Word for word, restate every line of the material.
***** Extracted material
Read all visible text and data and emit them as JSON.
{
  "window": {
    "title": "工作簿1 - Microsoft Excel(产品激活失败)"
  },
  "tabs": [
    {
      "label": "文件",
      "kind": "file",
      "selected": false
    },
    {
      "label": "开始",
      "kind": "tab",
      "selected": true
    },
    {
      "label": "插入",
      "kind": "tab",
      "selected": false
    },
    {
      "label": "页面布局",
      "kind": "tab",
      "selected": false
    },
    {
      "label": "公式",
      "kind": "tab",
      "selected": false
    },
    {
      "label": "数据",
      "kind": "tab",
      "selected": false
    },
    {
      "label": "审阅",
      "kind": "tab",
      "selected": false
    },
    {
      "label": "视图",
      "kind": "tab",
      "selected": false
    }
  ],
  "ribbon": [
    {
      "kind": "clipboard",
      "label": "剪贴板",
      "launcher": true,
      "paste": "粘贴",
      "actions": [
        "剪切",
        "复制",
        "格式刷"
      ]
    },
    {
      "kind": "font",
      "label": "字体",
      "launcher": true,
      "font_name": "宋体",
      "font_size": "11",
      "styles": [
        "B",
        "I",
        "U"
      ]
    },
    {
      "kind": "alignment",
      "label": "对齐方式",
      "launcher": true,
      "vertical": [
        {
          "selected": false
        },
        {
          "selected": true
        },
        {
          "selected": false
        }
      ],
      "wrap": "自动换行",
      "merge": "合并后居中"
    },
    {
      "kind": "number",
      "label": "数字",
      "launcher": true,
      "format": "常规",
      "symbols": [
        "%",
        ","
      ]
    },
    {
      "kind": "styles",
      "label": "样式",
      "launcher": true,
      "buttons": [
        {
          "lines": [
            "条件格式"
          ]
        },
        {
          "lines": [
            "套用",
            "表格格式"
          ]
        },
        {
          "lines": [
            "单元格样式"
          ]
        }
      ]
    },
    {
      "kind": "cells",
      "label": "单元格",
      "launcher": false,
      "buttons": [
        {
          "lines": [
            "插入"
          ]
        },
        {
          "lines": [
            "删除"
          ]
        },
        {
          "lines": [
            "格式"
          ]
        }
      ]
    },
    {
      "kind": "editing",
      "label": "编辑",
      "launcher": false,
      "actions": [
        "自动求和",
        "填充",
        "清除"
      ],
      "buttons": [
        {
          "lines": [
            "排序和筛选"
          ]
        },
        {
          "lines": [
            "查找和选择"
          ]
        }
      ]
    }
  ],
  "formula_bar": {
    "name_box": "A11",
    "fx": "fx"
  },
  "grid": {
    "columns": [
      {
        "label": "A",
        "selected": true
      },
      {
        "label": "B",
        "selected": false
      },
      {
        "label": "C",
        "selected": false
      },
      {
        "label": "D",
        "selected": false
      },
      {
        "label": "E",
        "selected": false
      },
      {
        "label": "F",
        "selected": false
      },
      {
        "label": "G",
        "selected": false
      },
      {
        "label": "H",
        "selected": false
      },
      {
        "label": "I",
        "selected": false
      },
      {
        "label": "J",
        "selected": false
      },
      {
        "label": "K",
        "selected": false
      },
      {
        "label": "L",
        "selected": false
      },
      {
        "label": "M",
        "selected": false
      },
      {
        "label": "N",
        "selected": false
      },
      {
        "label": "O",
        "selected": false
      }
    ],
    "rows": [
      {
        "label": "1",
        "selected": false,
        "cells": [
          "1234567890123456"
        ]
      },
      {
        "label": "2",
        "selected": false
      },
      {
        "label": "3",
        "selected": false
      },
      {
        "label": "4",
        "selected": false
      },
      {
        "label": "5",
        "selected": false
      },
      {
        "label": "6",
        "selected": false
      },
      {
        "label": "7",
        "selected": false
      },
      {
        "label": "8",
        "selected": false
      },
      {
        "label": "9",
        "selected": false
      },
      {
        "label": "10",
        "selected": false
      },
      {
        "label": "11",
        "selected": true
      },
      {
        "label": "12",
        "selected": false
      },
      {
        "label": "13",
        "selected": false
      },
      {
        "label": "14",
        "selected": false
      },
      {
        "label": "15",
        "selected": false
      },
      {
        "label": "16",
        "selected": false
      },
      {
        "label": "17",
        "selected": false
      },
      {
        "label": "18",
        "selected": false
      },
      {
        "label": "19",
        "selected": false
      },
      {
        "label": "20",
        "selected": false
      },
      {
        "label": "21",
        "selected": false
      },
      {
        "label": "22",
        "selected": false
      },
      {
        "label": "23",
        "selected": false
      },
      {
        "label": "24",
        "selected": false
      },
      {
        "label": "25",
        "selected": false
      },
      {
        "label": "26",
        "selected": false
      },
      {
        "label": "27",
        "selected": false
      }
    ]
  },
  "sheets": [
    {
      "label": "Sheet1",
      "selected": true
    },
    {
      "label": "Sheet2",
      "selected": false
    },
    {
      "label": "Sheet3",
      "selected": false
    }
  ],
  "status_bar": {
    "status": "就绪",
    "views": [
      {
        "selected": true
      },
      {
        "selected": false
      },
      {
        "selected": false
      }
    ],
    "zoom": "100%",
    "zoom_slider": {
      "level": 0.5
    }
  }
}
**********
Full output:
Read all visible text and data and emit them as JSON.
{
  "window": {
    "title": "工作簿1 - Microsoft Excel(产品激活失败)"
  },
  "tabs": [
    {
      "label": "文件",
      "kind": "file",
      "selected": false
    },
    {
      "label": "开始",
      "kind": "tab",
      "selected": true
    },
    {
      "label": "插入",
      "kind": "tab",
      "selected": false
    },
    {
      "label": "页面布局",
      "kind": "tab",
      "selected": false
    },
    {
      "label": "公式",
      "kind": "tab",
      "selected": false
    },
    {
      "label": "数据",
      "kind": "tab",
      "selected": false
    },
    {
      "label": "审阅",
      "kind": "tab",
      "selected": false
    },
    {
      "label": "视图",
      "kind": "tab",
      "selected": false
    }
  ],
  "ribbon": [
    {
      "kind": "clipboard",
      "label": "剪贴板",
      "launcher": true,
      "paste": "粘贴",
      "actions": [
        "剪切",
        "复制",
        "格式刷"
      ]
    },
    {
      "kind": "font",
      "label": "字体",
      "launcher": true,
      "font_name": "宋体",
      "font_size": "11",
      "styles": [
        "B",
        "I",
        "U"
      ]
    },
    {
      "kind": "alignment",
      "label": "对齐方式",
      "launcher": true,
      "vertical": [
        {
          "selected": false
        },
        {
          "selected": true
        },
        {
          "selected": false
        }
      ],
      "wrap": "自动换行",
      "merge": "合并后居中"
    },
    {
      "kind": "number",
      "label": "数字",
      "launcher": true,
      "format": "常规",
      "symbols": [
        "%",
        ","
      ]
    },
    {
      "kind": "styles",
      "label": "样式",
      "launcher": true,
      "buttons": [
        {
          "lines": [
            "条件格式"
          ]
        },
        {
          "lines": [
            "套用",
            "表格格式"
          ]
        },
        {
          "lines": [
            "单元格样式"
          ]
        }
      ]
    },
    {
      "kind": "cells",
      "label": "单元格",
      "launcher": false,
      "buttons": [
        {
          "lines": [
            "插入"
          ]
        },
        {
          "lines": [
            "删除"
          ]
        },
        {
          "lines": [
            "格式"
          ]
        }
      ]
    },
    {
      "kind": "editing",
      "label": "编辑",
      "launcher": false,
      "actions": [
        "自动求和",
        "填充",
        "清除"
      ],
      "buttons": [
        {
          "lines": [
            "排序和筛选"
          ]
        },
        {
          "lines": [
            "查找和选择"
          ]
        }
      ]
    }
  ],
  "formula_bar": {
    "name_box": "A11",
    "fx": "fx"
  },
  "grid": {
    "columns": [
      {
        "label": "A",
        "selected": true
      },
      {
        "label": "B",
        "selected": false
      },
      {
        "label": "C",
        "selected": false
      },
      {
        "label": "D",
        "selected": false
      },
      {
        "label": "E",
        "selected": false
      },
      {
        "label": "F",
        "selected": false
      },
      {
        "label": "G",
        "selected": false
      },
      {
        "label": "H",
        "selected": false
      },
      {
        "label": "I",
        "selected": false
      },
      {
        "label": "J",
        "selected": false
      },
      {
        "label": "K",
        "selected": false
      },
      {
        "label": "L",
        "selected": false
      },
      {
        "label": "M",
        "selected": false
      },
      {
        "label": "N",
        "selected": false
      },
      {
        "label": "O",
        "selected": false
      }
    ],
    "rows": [
      {
        "label": "1",
        "selected": false,
        "cells": [
          "1234567890123456"
        ]
      },
      {
        "label": "2",
        "selected": false
      },
      {
        "label": "3",
        "selected": false
      },
      {
        "label": "4",
        "selected": false
      },
      {
        "label": "5",
        "selected": false
      },
      {
        "label": "6",
        "selected": false
      },
      {
        "label": "7",
        "selected": false
      },
      {
        "label": "8",
        "selected": false
      },
      {
        "label": "9",
        "selected": false
      },
      {
        "label": "10",
        "selected": false
      },
      {
        "label": "11",
        "selected": true
      },
      {
        "label": "12",
        "selected": false
      },
      {
        "label": "13",
        "selected": false
      },
      {
        "label": "14",
        "selected": false
      },
      {
        "label": "15",
        "selected": false
      },
      {
        "label": "16",
        "selected": false
      },
      {
        "label": "17",
        "selected": false
      },
      {
        "label": "18",
        "selected": false
      },
      {
        "label": "19",
        "selected": false
      },
      {
        "label": "20",
        "selected": false
      },
      {
        "label": "21",
        "selected": false
      },
      {
        "label": "22",
        "selected": false
      },
      {
        "label": "23",
        "selected": false
      },
      {
        "label": "24",
        "selected": false
      },
      {
        "label": "25",
        "selected": false
      },
      {
        "label": "26",
        "selected": false
      },
      {
        "label": "27",
        "selected": false
      }
    ]
  },
  "sheets": [
    {
      "label": "Sheet1",
      "selected": true
    },
    {
      "label": "Sheet2",
      "selected": false
    },
    {
      "label": "Sheet3",
      "selected": false
    }
  ],
  "status_bar": {
    "status": "就绪",
    "views": [
      {
        "selected": true
      },
      {
        "selected": false
      },
      {
        "selected": false
      }
    ],
    "zoom": "100%",
    "zoom_slider": {
      "level": 0.5
    }
  }
}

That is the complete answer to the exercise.